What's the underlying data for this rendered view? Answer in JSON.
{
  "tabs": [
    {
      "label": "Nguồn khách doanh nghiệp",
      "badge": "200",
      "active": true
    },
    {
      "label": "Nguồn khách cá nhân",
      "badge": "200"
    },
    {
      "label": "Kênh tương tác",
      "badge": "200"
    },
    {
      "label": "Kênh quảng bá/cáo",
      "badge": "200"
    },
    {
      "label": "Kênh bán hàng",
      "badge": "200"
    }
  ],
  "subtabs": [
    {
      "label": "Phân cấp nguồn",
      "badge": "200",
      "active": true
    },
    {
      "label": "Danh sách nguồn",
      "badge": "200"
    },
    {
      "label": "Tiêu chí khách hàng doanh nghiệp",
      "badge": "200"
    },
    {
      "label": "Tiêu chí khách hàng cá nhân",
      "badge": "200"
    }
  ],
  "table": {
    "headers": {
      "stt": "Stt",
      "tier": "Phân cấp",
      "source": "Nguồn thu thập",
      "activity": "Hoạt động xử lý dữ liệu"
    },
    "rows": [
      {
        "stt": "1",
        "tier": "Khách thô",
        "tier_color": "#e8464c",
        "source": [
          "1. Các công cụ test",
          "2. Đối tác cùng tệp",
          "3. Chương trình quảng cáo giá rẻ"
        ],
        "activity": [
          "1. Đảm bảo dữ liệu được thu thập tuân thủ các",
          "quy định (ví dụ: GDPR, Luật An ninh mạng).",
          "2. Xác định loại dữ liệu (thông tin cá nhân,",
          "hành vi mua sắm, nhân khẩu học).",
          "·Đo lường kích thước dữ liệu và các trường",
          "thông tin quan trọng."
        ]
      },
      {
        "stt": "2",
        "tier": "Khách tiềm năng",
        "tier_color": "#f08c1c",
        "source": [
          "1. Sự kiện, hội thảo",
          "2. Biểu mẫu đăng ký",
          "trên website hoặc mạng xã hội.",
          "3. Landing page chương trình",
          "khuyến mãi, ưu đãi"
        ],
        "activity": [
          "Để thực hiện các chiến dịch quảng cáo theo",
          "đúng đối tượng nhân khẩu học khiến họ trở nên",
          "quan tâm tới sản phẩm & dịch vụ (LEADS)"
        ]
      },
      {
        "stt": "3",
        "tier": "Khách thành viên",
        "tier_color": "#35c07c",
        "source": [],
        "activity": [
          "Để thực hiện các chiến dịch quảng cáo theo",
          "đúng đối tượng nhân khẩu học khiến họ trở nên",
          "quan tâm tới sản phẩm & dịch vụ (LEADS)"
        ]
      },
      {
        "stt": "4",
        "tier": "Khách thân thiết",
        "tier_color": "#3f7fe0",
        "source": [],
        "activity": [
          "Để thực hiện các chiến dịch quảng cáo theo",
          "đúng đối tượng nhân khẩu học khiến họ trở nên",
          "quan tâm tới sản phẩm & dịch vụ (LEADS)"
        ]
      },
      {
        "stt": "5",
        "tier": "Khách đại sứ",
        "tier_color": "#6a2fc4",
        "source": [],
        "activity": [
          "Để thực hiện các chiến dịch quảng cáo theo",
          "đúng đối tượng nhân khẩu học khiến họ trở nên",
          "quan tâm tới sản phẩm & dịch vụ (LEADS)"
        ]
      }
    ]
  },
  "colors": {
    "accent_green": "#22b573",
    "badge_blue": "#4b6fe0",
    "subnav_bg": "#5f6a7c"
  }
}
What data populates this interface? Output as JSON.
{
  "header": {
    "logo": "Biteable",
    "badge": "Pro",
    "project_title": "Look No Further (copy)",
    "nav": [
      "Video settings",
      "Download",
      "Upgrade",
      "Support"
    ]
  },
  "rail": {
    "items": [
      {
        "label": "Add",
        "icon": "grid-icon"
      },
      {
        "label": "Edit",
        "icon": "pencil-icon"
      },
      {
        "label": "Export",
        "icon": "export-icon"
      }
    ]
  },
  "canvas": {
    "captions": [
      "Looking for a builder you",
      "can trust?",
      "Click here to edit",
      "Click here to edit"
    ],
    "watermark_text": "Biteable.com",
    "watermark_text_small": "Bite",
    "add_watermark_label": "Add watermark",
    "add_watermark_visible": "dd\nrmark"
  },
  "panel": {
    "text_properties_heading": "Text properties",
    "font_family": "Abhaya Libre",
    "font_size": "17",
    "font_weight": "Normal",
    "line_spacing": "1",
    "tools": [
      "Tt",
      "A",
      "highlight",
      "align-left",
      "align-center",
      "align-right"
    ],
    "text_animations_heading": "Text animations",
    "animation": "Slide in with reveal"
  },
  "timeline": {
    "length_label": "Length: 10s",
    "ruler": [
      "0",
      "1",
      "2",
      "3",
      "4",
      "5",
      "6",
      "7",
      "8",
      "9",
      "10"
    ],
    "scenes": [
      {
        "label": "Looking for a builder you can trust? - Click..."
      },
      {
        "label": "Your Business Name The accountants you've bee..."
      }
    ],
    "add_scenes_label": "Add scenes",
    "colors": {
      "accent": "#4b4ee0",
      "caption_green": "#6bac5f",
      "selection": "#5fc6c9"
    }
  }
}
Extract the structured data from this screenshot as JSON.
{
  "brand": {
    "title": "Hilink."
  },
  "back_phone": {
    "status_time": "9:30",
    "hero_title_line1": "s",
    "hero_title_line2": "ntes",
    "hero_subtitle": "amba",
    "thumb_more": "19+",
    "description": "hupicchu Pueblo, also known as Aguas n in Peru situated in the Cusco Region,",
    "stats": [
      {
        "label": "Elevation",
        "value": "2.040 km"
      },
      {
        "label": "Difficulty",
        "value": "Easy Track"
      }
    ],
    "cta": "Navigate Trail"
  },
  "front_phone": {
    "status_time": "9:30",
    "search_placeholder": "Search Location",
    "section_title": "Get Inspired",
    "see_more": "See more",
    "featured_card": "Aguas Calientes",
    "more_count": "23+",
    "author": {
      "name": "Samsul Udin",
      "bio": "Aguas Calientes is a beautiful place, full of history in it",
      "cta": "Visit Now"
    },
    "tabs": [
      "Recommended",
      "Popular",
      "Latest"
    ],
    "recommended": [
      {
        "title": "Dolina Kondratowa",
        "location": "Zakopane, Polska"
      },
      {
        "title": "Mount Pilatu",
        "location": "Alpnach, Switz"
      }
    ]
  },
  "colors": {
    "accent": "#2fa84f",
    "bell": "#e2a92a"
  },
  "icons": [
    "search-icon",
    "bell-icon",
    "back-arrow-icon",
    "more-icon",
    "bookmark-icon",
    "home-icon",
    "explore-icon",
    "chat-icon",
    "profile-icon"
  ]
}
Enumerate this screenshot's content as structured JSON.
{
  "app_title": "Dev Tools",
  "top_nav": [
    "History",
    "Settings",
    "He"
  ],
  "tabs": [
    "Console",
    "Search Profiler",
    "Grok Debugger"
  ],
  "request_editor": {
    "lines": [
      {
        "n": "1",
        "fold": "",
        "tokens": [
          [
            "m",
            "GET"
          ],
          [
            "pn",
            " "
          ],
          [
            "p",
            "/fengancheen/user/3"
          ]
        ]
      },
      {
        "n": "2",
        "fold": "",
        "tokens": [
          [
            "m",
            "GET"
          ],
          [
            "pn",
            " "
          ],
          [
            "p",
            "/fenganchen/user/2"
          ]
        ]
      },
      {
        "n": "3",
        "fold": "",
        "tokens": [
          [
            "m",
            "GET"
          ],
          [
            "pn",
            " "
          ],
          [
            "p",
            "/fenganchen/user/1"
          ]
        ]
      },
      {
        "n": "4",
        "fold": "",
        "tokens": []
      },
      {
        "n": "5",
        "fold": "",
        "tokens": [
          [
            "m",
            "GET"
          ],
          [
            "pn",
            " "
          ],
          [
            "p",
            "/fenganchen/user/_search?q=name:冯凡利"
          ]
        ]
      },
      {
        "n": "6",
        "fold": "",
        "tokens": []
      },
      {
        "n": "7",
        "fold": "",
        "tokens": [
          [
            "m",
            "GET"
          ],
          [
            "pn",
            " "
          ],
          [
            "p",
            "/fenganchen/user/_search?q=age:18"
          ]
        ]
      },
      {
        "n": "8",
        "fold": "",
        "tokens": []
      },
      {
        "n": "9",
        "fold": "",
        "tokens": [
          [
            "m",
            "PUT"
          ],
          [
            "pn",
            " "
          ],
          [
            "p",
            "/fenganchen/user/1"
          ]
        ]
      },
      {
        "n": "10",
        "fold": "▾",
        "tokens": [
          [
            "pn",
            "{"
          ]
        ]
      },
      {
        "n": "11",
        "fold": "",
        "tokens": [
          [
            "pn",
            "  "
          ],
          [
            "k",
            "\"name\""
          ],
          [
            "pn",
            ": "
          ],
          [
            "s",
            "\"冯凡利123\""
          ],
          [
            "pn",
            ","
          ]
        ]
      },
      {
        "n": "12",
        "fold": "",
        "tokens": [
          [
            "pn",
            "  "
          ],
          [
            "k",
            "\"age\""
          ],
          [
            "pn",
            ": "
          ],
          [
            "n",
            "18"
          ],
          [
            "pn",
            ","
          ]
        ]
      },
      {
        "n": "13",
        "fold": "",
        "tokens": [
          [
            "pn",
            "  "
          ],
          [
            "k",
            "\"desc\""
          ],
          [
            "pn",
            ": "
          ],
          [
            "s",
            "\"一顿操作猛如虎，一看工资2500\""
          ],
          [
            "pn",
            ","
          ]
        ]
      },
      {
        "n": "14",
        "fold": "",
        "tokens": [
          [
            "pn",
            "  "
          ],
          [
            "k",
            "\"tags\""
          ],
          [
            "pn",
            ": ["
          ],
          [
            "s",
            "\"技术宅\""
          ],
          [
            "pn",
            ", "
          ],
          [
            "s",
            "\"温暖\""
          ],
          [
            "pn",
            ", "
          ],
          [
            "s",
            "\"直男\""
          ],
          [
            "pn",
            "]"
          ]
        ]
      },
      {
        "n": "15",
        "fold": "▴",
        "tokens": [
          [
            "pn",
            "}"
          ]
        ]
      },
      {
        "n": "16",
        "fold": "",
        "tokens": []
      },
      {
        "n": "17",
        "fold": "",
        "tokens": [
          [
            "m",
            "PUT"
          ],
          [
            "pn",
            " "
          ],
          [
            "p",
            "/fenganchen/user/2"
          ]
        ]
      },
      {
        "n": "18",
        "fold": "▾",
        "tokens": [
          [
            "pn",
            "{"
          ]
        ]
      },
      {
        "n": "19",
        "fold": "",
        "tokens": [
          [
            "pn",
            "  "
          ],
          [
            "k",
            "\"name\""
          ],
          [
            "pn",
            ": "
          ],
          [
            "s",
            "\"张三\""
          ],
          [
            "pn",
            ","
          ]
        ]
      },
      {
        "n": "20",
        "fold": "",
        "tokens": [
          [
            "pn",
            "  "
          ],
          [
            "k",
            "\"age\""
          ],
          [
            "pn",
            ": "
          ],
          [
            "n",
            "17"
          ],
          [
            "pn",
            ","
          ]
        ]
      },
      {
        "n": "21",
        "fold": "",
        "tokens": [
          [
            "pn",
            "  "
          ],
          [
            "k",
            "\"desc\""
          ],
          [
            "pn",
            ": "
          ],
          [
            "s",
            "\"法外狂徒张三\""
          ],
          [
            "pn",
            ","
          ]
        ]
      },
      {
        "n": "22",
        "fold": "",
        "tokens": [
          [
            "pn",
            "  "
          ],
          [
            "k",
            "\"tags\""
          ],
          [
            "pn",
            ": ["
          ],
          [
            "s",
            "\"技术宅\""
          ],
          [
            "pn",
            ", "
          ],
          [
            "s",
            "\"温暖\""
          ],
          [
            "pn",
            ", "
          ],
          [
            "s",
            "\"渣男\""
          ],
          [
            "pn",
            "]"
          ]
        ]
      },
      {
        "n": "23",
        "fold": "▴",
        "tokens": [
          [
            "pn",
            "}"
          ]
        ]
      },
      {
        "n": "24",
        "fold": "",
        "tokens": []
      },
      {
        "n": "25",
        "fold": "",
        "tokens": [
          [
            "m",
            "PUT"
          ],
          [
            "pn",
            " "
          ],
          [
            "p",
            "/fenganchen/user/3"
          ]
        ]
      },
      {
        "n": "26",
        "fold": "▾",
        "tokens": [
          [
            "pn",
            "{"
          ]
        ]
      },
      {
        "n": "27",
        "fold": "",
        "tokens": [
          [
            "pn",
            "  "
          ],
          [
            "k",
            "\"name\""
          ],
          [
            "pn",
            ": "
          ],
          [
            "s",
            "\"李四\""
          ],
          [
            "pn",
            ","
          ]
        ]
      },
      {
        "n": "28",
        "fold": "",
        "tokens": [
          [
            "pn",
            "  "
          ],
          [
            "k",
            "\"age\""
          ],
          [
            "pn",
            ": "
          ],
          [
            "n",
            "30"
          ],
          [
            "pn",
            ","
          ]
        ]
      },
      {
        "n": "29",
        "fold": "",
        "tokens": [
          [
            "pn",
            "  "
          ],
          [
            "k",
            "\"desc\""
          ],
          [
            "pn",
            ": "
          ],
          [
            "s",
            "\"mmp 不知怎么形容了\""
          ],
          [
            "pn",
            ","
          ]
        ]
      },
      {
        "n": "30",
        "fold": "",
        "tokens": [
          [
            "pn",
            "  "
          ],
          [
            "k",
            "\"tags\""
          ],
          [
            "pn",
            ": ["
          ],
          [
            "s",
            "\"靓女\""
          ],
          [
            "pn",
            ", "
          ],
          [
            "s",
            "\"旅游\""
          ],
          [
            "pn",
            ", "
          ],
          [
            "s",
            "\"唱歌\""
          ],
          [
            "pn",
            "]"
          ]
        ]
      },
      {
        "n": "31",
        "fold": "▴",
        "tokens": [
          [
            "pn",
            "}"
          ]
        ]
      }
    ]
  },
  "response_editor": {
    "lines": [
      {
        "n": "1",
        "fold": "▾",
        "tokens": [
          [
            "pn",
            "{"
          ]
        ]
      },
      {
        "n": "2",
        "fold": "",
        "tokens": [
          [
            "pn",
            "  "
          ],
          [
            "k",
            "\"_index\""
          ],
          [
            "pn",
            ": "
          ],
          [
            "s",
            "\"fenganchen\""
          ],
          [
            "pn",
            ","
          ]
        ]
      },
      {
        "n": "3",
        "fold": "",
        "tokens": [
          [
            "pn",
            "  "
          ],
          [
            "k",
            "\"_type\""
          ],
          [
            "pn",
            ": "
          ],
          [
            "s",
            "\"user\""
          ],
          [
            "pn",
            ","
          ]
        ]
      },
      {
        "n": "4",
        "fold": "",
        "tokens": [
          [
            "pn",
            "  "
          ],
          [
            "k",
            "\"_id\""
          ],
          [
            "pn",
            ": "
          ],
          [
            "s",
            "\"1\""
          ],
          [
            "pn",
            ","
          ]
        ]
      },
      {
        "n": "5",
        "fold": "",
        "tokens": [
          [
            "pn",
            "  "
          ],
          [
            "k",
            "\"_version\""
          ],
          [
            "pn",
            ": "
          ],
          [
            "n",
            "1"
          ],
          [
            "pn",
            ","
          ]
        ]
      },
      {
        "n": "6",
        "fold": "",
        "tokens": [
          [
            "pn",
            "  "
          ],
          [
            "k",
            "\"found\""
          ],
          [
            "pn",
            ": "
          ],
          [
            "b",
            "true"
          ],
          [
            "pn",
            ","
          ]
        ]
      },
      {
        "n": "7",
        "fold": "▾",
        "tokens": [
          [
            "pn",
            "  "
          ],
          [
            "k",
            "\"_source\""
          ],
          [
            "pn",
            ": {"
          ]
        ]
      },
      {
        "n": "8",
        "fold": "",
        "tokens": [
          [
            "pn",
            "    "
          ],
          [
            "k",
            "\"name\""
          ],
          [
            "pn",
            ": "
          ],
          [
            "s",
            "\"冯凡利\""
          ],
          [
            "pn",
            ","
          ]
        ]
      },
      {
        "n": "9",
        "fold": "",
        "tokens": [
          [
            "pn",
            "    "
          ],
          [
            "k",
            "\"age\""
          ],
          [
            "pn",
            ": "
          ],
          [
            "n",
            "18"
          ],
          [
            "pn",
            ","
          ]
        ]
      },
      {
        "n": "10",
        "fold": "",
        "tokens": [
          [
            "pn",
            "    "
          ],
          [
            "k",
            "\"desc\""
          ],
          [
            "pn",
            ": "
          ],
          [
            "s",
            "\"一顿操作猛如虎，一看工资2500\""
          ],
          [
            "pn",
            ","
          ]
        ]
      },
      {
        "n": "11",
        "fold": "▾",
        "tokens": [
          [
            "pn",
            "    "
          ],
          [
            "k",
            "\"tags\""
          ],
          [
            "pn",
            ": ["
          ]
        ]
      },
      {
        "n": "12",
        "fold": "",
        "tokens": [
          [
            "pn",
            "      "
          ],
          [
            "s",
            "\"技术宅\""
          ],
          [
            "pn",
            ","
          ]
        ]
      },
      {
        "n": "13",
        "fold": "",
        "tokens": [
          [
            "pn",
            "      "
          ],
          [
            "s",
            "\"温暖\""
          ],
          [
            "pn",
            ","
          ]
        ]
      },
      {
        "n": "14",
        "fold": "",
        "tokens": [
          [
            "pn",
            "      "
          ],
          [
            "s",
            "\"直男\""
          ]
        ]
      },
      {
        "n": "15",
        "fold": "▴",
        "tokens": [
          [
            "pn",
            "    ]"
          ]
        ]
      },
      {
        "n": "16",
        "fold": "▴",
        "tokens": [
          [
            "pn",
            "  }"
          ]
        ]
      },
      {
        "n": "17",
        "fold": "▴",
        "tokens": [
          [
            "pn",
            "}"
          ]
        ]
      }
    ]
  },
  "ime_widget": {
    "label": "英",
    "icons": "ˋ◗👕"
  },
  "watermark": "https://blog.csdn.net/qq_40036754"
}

■ Request ■
In the entries above, identify every line with the word "thập". Copy those lines.

■ The solution ■
      "source": "Nguồn thu thập",
          "1. Đảm bảo dữ liệu được thu thập tuân thủ các",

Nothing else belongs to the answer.